## Отрывок

++++

Идол, обнаруженный колонизированными под маской гуманизма и универсализма, не просто слеп и глух, но в первую очередь одержим желанием собственной смерти. Однако поскольку эта смерть всегда происходит посредством других, она является смертью делегированной.
Законы для этого идола не служат установлению справедливости, но применяются в качестве инструмента развязывания, ведения и поддержания войны, а богатство используется по большому счету лишь как средство, позволяющее распоряжаться жизнью и смертью других. Таким образом, можно сказать, что постколониальная философия критикует не власть как таковую, не власть в целом, но силу, неспособную к изменениям.
Здесь мне хотелось бы еще раз сослаться на Фанона, уделявшего большое внимание этой разновидности некрополитической силы, которая, развиваясь с помощью лжи, вырабатывает в себе отвращение к жизни или даже принимает смерть за жизнь и жизнь за смерть в процессе постоянной реверсии, постоянного извращения. Вследствие этого колониальные отношения непрестанно колеблются между желанием эксплуатировать Другого (воспринимающегося как представителя низшей расы) и жаждой его устранения, уничтожения.
Третья важная особенность такой философии — ее сосредоточенность на взаимосвязи и соединении, которыми занимаются постколониальные исследования идентичности и субъективности. В этом смысле постколониализм бросает вызов одной из созданных западной мыслью иллюзий, согласно которой каждый объект постоянно возвращается к самому себе, существуя в неизбежной и неизбывной сингулярности.
Постколониализм же, напротив, заявляет, что идентичность образуется из множественности, из дисперсии, а возвращение к себе возможно лишь в положении между, в зазоре между определенным и лишенным определения, в ходе взаимосозидания. С этой точки зрения колонизация уже не выступает в качестве механического процесса одностороннего доминирования, где находящиеся в подчиненном положении молчат и бездействуют.
Напротив, колонизированный субъект оказывается живым, говорящим, разумным, активным индивидуумом, идентичность которого формируется в результате тройного действия: разрыва, удаления и переписывания себя заново.
К тому же, по мнению самого Ганди, универсализм империалистического проекта объясняется не только лишь насильственным принуждением, но и тем, что многие представители колонизированных обществ, руководствуясь мотивами, которые, как правило, можно понять, сознательно соглашаются участвовать во лжи, кажущейся им по той или иной причине привлекательной.
Идентичность колонизированного, равно как и идентичность колонизатора, рождается в точке совпадения процессов опущения, рассогласования и повторения. Постколониальная философия задается целью изучить описанную мной пространную область двусмысленности и эстетические предпосылки упомянутых взаимопереплетений, а также их неожиданные результаты.

++++

## Исходные данные

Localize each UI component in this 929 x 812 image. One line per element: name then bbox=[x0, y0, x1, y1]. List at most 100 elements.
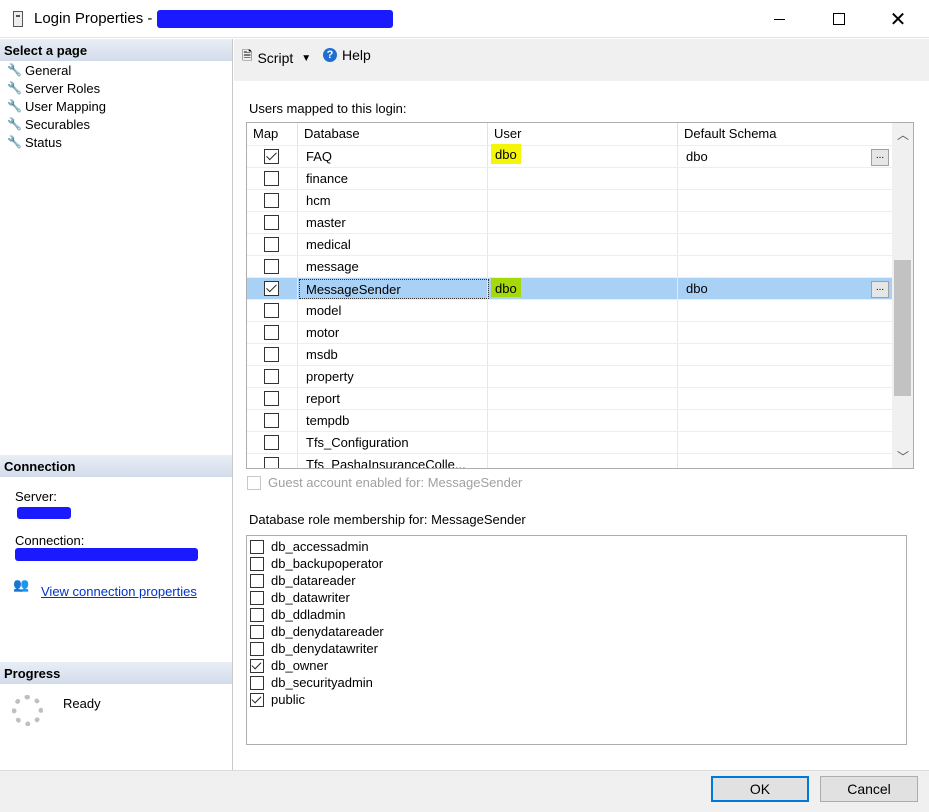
column-header-database[interactable]: Database bbox=[298, 123, 488, 145]
user-cell[interactable] bbox=[488, 212, 678, 234]
table-row[interactable]: msdb bbox=[247, 343, 892, 366]
map-checkbox[interactable] bbox=[264, 347, 279, 362]
role-item[interactable]: db_denydatawriter bbox=[250, 640, 378, 657]
column-header-map[interactable]: Map bbox=[247, 123, 298, 145]
table-row[interactable]: hcm bbox=[247, 189, 892, 212]
user-cell[interactable] bbox=[488, 190, 678, 212]
schema-cell[interactable] bbox=[678, 168, 892, 190]
role-item[interactable]: db_accessadmin bbox=[250, 538, 369, 555]
page-item-general[interactable]: 🔧 General bbox=[7, 61, 71, 79]
schema-cell[interactable] bbox=[678, 212, 892, 234]
role-checkbox[interactable] bbox=[250, 607, 264, 622]
table-row[interactable]: message bbox=[247, 255, 892, 278]
map-checkbox[interactable] bbox=[264, 303, 279, 318]
maximize-button[interactable] bbox=[816, 0, 862, 38]
role-item[interactable]: db_securityadmin bbox=[250, 674, 373, 691]
role-item[interactable]: db_datawriter bbox=[250, 589, 350, 606]
help-button[interactable]: ? Help bbox=[323, 47, 371, 63]
schema-cell[interactable] bbox=[678, 454, 892, 468]
schema-cell[interactable] bbox=[678, 366, 892, 388]
map-checkbox[interactable] bbox=[264, 457, 279, 468]
schema-cell[interactable] bbox=[678, 432, 892, 454]
page-item-securables[interactable]: 🔧 Securables bbox=[7, 115, 90, 133]
scroll-up-icon[interactable]: ︿ bbox=[897, 126, 909, 143]
user-cell[interactable] bbox=[488, 168, 678, 190]
table-row[interactable]: motor bbox=[247, 321, 892, 344]
user-cell[interactable] bbox=[488, 454, 678, 468]
table-row[interactable]: Tfs_Configuration bbox=[247, 431, 892, 454]
role-checkbox[interactable] bbox=[250, 539, 264, 554]
column-header-user[interactable]: User bbox=[488, 123, 678, 145]
browse-schema-button[interactable]: ... bbox=[871, 281, 889, 298]
chevron-down-icon[interactable]: ▼ bbox=[301, 53, 311, 64]
page-item-server-roles[interactable]: 🔧 Server Roles bbox=[7, 79, 100, 97]
map-checkbox[interactable] bbox=[264, 259, 279, 274]
user-cell[interactable] bbox=[488, 234, 678, 256]
map-checkbox[interactable] bbox=[264, 281, 279, 296]
table-row[interactable]: report bbox=[247, 387, 892, 410]
schema-cell[interactable] bbox=[678, 256, 892, 278]
role-item[interactable]: db_ddladmin bbox=[250, 606, 345, 623]
table-row[interactable]: tempdb bbox=[247, 409, 892, 432]
column-header-default-schema[interactable]: Default Schema bbox=[678, 123, 892, 145]
user-cell[interactable] bbox=[488, 388, 678, 410]
map-checkbox[interactable] bbox=[264, 325, 279, 340]
schema-cell[interactable] bbox=[678, 234, 892, 256]
script-button[interactable]: 🗎 Script ▼ bbox=[242, 47, 311, 69]
map-checkbox[interactable] bbox=[264, 391, 279, 406]
map-checkbox[interactable] bbox=[264, 193, 279, 208]
role-item[interactable]: db_datareader bbox=[250, 572, 356, 589]
ok-button[interactable]: OK bbox=[711, 776, 809, 802]
table-row[interactable]: Tfs_PashaInsuranceColle... bbox=[247, 453, 892, 468]
table-row[interactable]: MessageSender dbo dbo... bbox=[247, 277, 892, 300]
map-checkbox[interactable] bbox=[264, 369, 279, 384]
table-row[interactable]: property bbox=[247, 365, 892, 388]
schema-cell[interactable] bbox=[678, 300, 892, 322]
role-checkbox[interactable] bbox=[250, 641, 264, 656]
schema-cell[interactable] bbox=[678, 388, 892, 410]
browse-schema-button[interactable]: ... bbox=[871, 149, 889, 166]
grid-scrollbar[interactable]: ︿ ﹀ bbox=[892, 123, 913, 468]
table-row[interactable]: model bbox=[247, 299, 892, 322]
table-row[interactable]: medical bbox=[247, 233, 892, 256]
schema-cell[interactable] bbox=[678, 344, 892, 366]
scrollbar-thumb[interactable] bbox=[894, 260, 911, 396]
role-checkbox[interactable] bbox=[250, 573, 264, 588]
user-mapping-grid[interactable]: Map Database User Default Schema FAQ dbo d… bbox=[246, 122, 914, 469]
role-checkbox[interactable] bbox=[250, 658, 264, 673]
map-checkbox[interactable] bbox=[264, 171, 279, 186]
role-checkbox[interactable] bbox=[250, 675, 264, 690]
page-item-user-mapping[interactable]: 🔧 User Mapping bbox=[7, 97, 106, 115]
schema-cell[interactable] bbox=[678, 410, 892, 432]
table-row[interactable]: FAQ dbo dbo... bbox=[247, 144, 892, 168]
role-item[interactable]: db_owner bbox=[250, 657, 328, 674]
role-item[interactable]: public bbox=[250, 691, 305, 708]
user-cell[interactable] bbox=[488, 322, 678, 344]
schema-cell[interactable] bbox=[678, 146, 892, 168]
role-item[interactable]: db_denydatareader bbox=[250, 623, 384, 640]
role-checkbox[interactable] bbox=[250, 692, 264, 707]
user-cell[interactable] bbox=[488, 432, 678, 454]
schema-cell[interactable] bbox=[678, 278, 892, 300]
user-cell[interactable] bbox=[488, 300, 678, 322]
user-cell[interactable] bbox=[488, 366, 678, 388]
scroll-down-icon[interactable]: ﹀ bbox=[897, 448, 909, 465]
table-row[interactable]: finance bbox=[247, 167, 892, 190]
schema-cell[interactable] bbox=[678, 190, 892, 212]
role-item[interactable]: db_backupoperator bbox=[250, 555, 383, 572]
map-checkbox[interactable] bbox=[264, 149, 279, 164]
user-cell[interactable] bbox=[488, 344, 678, 366]
map-checkbox[interactable] bbox=[264, 237, 279, 252]
view-connection-properties-link[interactable]: View connection properties bbox=[41, 584, 197, 599]
map-checkbox[interactable] bbox=[264, 413, 279, 428]
role-checkbox[interactable] bbox=[250, 590, 264, 605]
user-cell[interactable] bbox=[488, 256, 678, 278]
schema-cell[interactable] bbox=[678, 322, 892, 344]
role-checkbox[interactable] bbox=[250, 556, 264, 571]
cancel-button[interactable]: Cancel bbox=[820, 776, 918, 802]
close-button[interactable]: ✕ bbox=[875, 0, 921, 38]
page-item-status[interactable]: 🔧 Status bbox=[7, 133, 62, 151]
user-cell[interactable] bbox=[488, 410, 678, 432]
table-row[interactable]: master bbox=[247, 211, 892, 234]
role-checkbox[interactable] bbox=[250, 624, 264, 639]
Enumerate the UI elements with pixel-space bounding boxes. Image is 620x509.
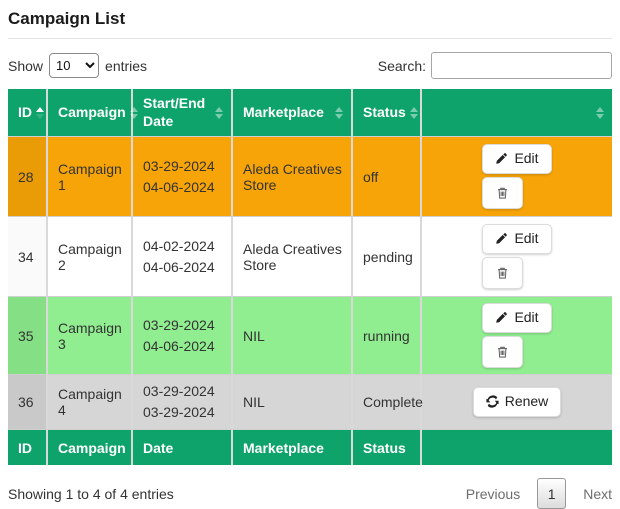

++++

## Задание
Отредактируйте часть отрывка о постколониальной философии, которая открывается словами «Постколониализм же, напротив, заявляет, что» и заканчивается словами «переписывания себя заново.»: приведите ее заново, заменив «дисперсии» на «рассеяния». Работайте только с отрывком.

## Результат
Постколониализм же, напротив, заявляет, что идентичность образуется из множественности, из рассеяния, а возвращение к себе возможно лишь в положении между, в зазоре между определенным и лишенным определения, в ходе взаимосозидания. С этой точки зрения колонизация уже не выступает в качестве механического процесса одностороннего доминирования, где находящиеся в подчиненном положении молчат и бездействуют.
Напротив, колонизированный субъект оказывается живым, говорящим, разумным, активным индивидуумом, идентичность которого формируется в результате тройного действия: разрыва, удаления и переписывания себя заново.